[Dataset listings of figures]
## Start

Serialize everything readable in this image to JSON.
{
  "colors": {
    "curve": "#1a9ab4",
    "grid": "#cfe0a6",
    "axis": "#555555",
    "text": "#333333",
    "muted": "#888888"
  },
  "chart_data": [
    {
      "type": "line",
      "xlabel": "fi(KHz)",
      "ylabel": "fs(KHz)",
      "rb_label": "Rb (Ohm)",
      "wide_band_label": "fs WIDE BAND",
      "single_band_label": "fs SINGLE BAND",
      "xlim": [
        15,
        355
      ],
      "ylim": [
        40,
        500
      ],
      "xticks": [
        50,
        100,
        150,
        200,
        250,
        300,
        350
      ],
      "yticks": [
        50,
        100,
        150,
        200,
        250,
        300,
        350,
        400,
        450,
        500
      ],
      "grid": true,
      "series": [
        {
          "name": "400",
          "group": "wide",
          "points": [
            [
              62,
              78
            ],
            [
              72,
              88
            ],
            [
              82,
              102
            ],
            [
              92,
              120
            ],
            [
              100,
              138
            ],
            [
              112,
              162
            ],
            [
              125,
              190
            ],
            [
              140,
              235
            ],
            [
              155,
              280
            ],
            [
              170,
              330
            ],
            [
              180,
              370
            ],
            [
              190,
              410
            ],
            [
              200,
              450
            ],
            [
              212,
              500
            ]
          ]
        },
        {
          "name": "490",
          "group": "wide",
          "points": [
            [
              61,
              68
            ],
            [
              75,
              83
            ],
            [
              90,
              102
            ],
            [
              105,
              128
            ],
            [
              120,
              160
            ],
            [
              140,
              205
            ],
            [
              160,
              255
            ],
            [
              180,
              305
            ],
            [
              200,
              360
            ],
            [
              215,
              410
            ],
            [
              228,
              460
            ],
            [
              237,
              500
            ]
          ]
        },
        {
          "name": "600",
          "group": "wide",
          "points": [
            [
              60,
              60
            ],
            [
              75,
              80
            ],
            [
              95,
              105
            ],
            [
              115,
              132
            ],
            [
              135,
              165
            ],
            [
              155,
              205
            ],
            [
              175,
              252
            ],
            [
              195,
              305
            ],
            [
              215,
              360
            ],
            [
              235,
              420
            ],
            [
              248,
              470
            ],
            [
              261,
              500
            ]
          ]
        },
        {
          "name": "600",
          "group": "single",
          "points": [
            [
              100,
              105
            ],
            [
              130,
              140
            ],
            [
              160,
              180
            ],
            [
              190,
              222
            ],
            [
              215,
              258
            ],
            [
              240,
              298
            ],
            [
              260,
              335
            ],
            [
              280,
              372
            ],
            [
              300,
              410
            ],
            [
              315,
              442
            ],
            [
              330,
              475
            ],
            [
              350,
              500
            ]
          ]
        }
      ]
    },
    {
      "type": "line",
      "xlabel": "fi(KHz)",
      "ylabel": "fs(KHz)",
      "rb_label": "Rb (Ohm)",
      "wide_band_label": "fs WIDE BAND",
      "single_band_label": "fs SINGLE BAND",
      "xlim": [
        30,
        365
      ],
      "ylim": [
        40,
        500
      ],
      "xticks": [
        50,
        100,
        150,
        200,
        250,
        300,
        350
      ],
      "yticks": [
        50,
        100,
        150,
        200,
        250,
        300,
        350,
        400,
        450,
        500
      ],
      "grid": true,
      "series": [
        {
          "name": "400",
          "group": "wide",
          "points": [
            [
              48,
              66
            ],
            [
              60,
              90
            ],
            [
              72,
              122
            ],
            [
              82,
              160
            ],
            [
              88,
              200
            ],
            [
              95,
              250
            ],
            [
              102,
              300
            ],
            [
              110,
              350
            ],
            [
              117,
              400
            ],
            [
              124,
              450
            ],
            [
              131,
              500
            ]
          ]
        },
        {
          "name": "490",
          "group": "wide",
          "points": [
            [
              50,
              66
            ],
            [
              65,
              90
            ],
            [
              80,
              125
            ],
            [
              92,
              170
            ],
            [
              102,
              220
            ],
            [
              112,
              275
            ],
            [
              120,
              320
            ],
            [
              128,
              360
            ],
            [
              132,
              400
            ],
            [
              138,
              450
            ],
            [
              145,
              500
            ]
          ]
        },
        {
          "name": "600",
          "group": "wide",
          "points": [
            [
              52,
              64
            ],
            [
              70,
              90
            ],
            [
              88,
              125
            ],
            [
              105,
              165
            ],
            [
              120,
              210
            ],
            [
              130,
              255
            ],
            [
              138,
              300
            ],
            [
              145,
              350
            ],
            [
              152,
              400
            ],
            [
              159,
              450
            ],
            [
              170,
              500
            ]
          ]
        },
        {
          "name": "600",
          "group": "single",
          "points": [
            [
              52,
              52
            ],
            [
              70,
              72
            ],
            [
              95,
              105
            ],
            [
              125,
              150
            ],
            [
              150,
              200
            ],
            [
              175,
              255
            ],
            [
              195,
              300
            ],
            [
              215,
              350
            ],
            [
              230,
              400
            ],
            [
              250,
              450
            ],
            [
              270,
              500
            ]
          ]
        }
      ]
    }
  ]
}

## End

> WORK INSTRUCTIONS
Your task is to quote the listing above word for word.

> SOLVED PROBLEM
Serialize everything readable in this image to JSON.
{
  "colors": {
    "curve": "#1a9ab4",
    "grid": "#cfe0a6",
    "axis": "#555555",
    "text": "#333333",
    "muted": "#888888"
  },
  "chart_data": [
    {
      "type": "line",
      "xlabel": "fi(KHz)",
      "ylabel": "fs(KHz)",
      "rb_label": "Rb (Ohm)",
      "wide_band_label": "fs WIDE BAND",
      "single_band_label": "fs SINGLE BAND",
      "xlim": [
        15,
        355
      ],
      "ylim": [
        40,
        500
      ],
      "xticks": [
        50,
        100,
        150,
        200,
        250,
        300,
        350
      ],
      "yticks": [
        50,
        100,
        150,
        200,
        250,
        300,
        350,
        400,
        450,
        500
      ],
      "grid": true,
      "series": [
        {
          "name": "400",
          "group": "wide",
          "points": [
            [
              62,
              78
            ],
            [
              72,
              88
            ],
            [
              82,
              102
            ],
            [
              92,
              120
            ],
            [
              100,
              138
            ],
            [
              112,
              162
            ],
            [
              125,
              190
            ],
            [
              140,
              235
            ],
            [
              155,
              280
            ],
            [
              170,
              330
            ],
            [
              180,
              370
            ],
            [
              190,
              410
            ],
            [
              200,
              450
            ],
            [
              212,
              500
            ]
          ]
        },
        {
          "name": "490",
          "group": "wide",
          "points": [
            [
              61,
              68
            ],
            [
              75,
              83
            ],
            [
              90,
              102
            ],
            [
              105,
              128
            ],
            [
              120,
              160
            ],
            [
              140,
              205
            ],
            [
              160,
              255
            ],
            [
              180,
              305
            ],
            [
              200,
              360
            ],
            [
              215,
              410
            ],
            [
              228,
              460
            ],
            [
              237,
              500
            ]
          ]
        },
        {
          "name": "600",
          "group": "wide",
          "points": [
            [
              60,
              60
            ],
            [
              75,
              80
            ],
            [
              95,
              105
            ],
            [
              115,
              132
            ],
            [
              135,
              165
            ],
            [
              155,
              205
            ],
            [
              175,
              252
            ],
            [
              195,
              305
            ],
            [
              215,
              360
            ],
            [
              235,
              420
            ],
            [
              248,
              470
            ],
            [
              261,
              500
            ]
          ]
        },
        {
          "name": "600",
          "group": "single",
          "points": [
            [
              100,
              105
            ],
            [
              130,
              140
            ],
            [
              160,
              180
            ],
            [
              190,
              222
            ],
            [
              215,
              258
            ],
            [
              240,
              298
            ],
            [
              260,
              335
            ],
            [
              280,
              372
            ],
            [
              300,
              410
            ],
            [
              315,
              442
            ],
            [
              330,
              475
            ],
            [
              350,
              500
            ]
          ]
        }
      ]
    },
    {
      "type": "line",
      "xlabel": "fi(KHz)",
      "ylabel": "fs(KHz)",
      "rb_label": "Rb (Ohm)",
      "wide_band_label": "fs WIDE BAND",
      "single_band_label": "fs SINGLE BAND",
      "xlim": [
        30,
        365
      ],
      "ylim": [
        40,
        500
      ],
      "xticks": [
        50,
        100,
        150,
        200,
        250,
        300,
        350
      ],
      "yticks": [
        50,
        100,
        150,
        200,
        250,
        300,
        350,
        400,
        450,
        500
      ],
      "grid": true,
      "series": [
        {
          "name": "400",
          "group": "wide",
          "points": [
            [
              48,
              66
            ],
            [
              60,
              90
            ],
            [
              72,
              122
            ],
            [
              82,
              160
            ],
            [
              88,
              200
            ],
            [
              95,
              250
            ],
            [
              102,
              300
            ],
            [
              110,
              350
            ],
            [
              117,
              400
            ],
            [
              124,
              450
            ],
            [
              131,
              500
            ]
          ]
        },
        {
          "name": "490",
          "group": "wide",
          "points": [
            [
              50,
              66
            ],
            [
              65,
              90
            ],
            [
              80,
              125
            ],
            [
              92,
              170
            ],
            [
              102,
              220
            ],
            [
              112,
              275
            ],
            [
              120,
              320
            ],
            [
              128,
              360
            ],
            [
              132,
              400
            ],
            [
              138,
              450
            ],
            [
              145,
              500
            ]
          ]
        },
        {
          "name": "600",
          "group": "wide",
          "points": [
            [
              52,
              64
            ],
            [
              70,
              90
            ],
            [
              88,
              125
            ],
            [
              105,
              165
            ],
            [
              120,
              210
            ],
            [
              130,
              255
            ],
            [
              138,
              300
            ],
            [
              145,
              350
            ],
            [
              152,
              400
            ],
            [
              159,
              450
            ],
            [
              170,
              500
            ]
          ]
        },
        {
          "name": "600",
          "group": "single",
          "points": [
            [
              52,
              52
            ],
            [
              70,
              72
            ],
            [
              95,
              105
            ],
            [
              125,
              150
            ],
            [
              150,
              200
            ],
            [
              175,
              255
            ],
            [
              195,
              300
            ],
            [
              215,
              350
            ],
            [
              230,
              400
            ],
            [
              250,
              450
            ],
            [
              270,
              500
            ]
          ]
        }
      ]
    }
  ]
}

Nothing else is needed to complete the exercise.